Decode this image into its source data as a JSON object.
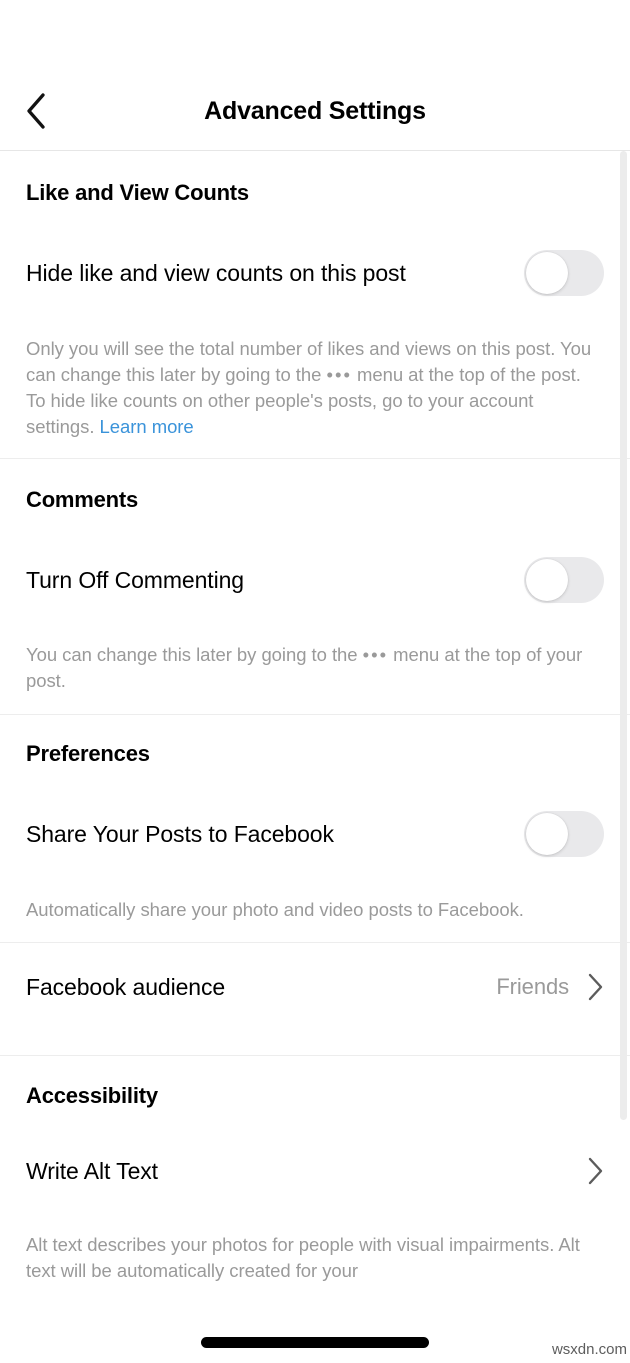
{
  "header": {
    "title": "Advanced Settings",
    "back_icon": "chevron-left-icon"
  },
  "sections": [
    {
      "id": "like-and-view-counts",
      "title": "Like and View Counts",
      "rows": [
        {
          "type": "toggle",
          "label": "Hide like and view counts on this post",
          "state": "off"
        }
      ],
      "helper_before_dots": "Only you will see the total number of likes and views on this post. You can change this later by going to the ",
      "helper_dots": "•••",
      "helper_after_dots": " menu at the top of the post. To hide like counts on other people's posts, go to your account settings. ",
      "helper_link": "Learn more"
    },
    {
      "id": "comments",
      "title": "Comments",
      "rows": [
        {
          "type": "toggle",
          "label": "Turn Off Commenting",
          "state": "off"
        }
      ],
      "helper_before_dots": "You can change this later by going to the ",
      "helper_dots": "•••",
      "helper_after_dots": " menu at the top of your post."
    },
    {
      "id": "preferences",
      "title": "Preferences",
      "rows": [
        {
          "type": "toggle",
          "label": "Share Your Posts to Facebook",
          "state": "off"
        }
      ],
      "helper": "Automatically share your photo and video posts to Facebook."
    },
    {
      "id": "facebook-audience",
      "rows": [
        {
          "type": "disclosure",
          "label": "Facebook audience",
          "value": "Friends",
          "chevron_icon": "chevron-right-icon"
        }
      ]
    },
    {
      "id": "accessibility",
      "title": "Accessibility",
      "rows": [
        {
          "type": "disclosure",
          "label": "Write Alt Text",
          "value": "",
          "chevron_icon": "chevron-right-icon"
        }
      ],
      "helper": "Alt text describes your photos for people with visual impairments. Alt text will be automatically created for your"
    }
  ],
  "colors": {
    "link": "#3a93da",
    "toggle_off_track": "#e9e9eb",
    "helper_text": "#9a9a9a",
    "divider": "#ededed",
    "scrollbar": "#ececec"
  },
  "watermark": "wsxdn.com"
}
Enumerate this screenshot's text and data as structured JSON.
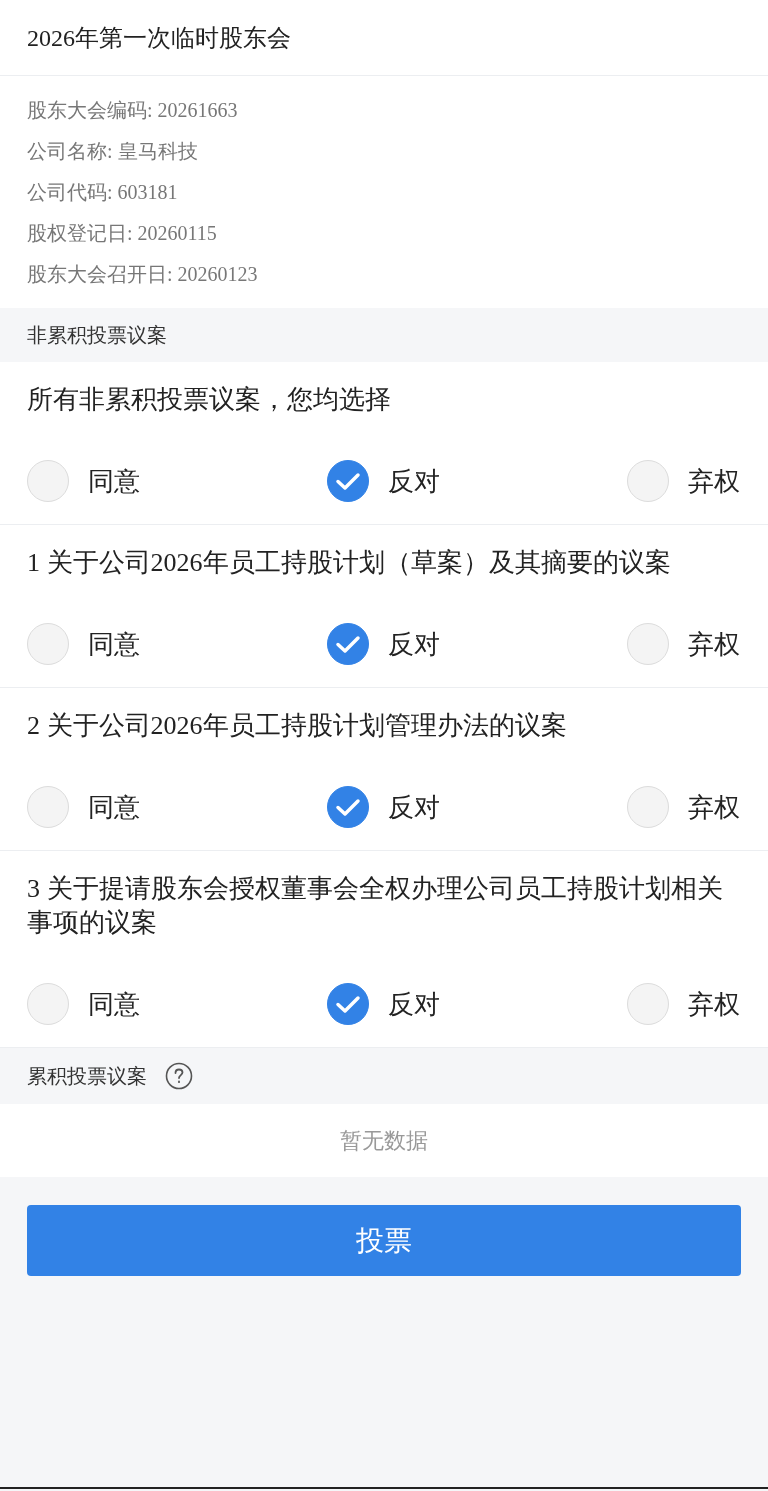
{
  "title": "2026年第一次临时股东会",
  "info": [
    "股东大会编码: 20261663",
    "公司名称: 皇马科技",
    "公司代码: 603181",
    "股权登记日: 20260115",
    "股东大会召开日: 20260123"
  ],
  "non_cumulative": {
    "heading": "非累积投票议案",
    "proposals": [
      {
        "title": "所有非累积投票议案，您均选择",
        "options": [
          {
            "label": "同意",
            "selected": false
          },
          {
            "label": "反对",
            "selected": true
          },
          {
            "label": "弃权",
            "selected": false
          }
        ]
      },
      {
        "title": "1 关于公司2026年员工持股计划（草案）及其摘要的议案",
        "options": [
          {
            "label": "同意",
            "selected": false
          },
          {
            "label": "反对",
            "selected": true
          },
          {
            "label": "弃权",
            "selected": false
          }
        ]
      },
      {
        "title": "2 关于公司2026年员工持股计划管理办法的议案",
        "options": [
          {
            "label": "同意",
            "selected": false
          },
          {
            "label": "反对",
            "selected": true
          },
          {
            "label": "弃权",
            "selected": false
          }
        ]
      },
      {
        "title": "3 关于提请股东会授权董事会全权办理公司员工持股计划相关事项的议案",
        "options": [
          {
            "label": "同意",
            "selected": false
          },
          {
            "label": "反对",
            "selected": true
          },
          {
            "label": "弃权",
            "selected": false
          }
        ]
      }
    ]
  },
  "cumulative": {
    "heading": "累积投票议案",
    "empty_text": "暂无数据"
  },
  "submit_button": "投票"
}
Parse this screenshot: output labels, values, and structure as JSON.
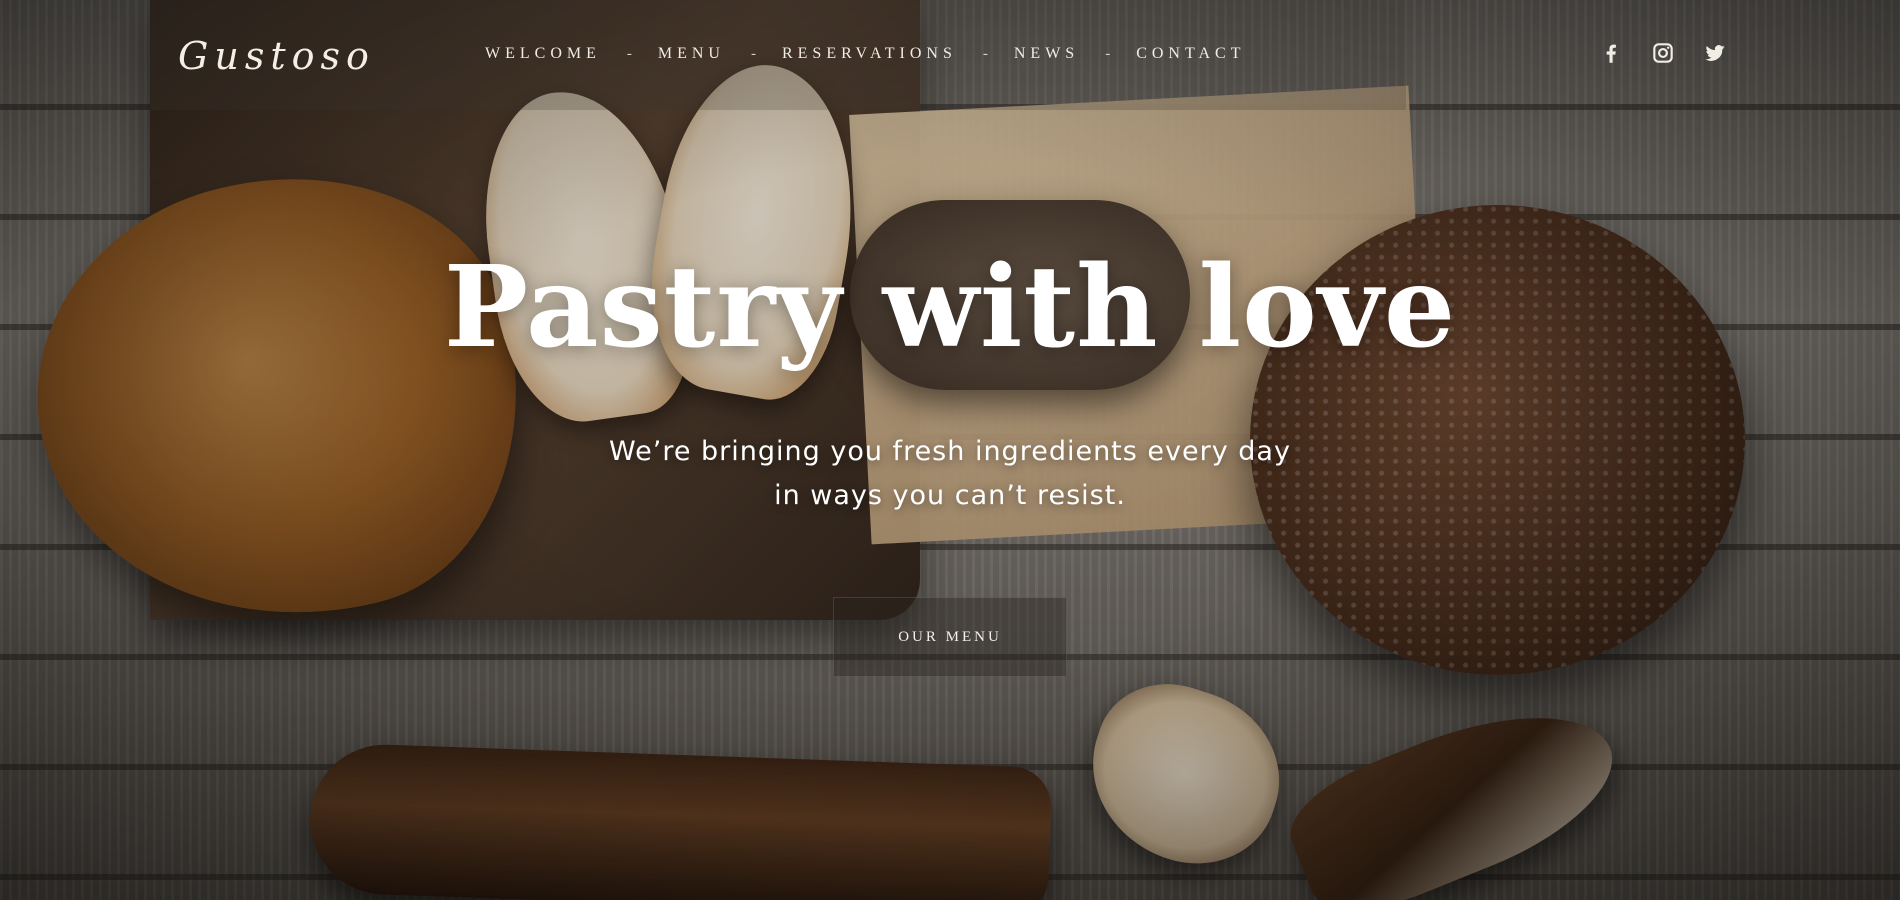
● ● ●
Find each line in the records holding the string "people" and show it.

      "helper_after_dots": " menu at the top of the post. To hide like counts on other people's posts, go to your account settings. ",
      "helper": "Alt text describes your photos for people with visual impairments. Alt text will be automatically created for your"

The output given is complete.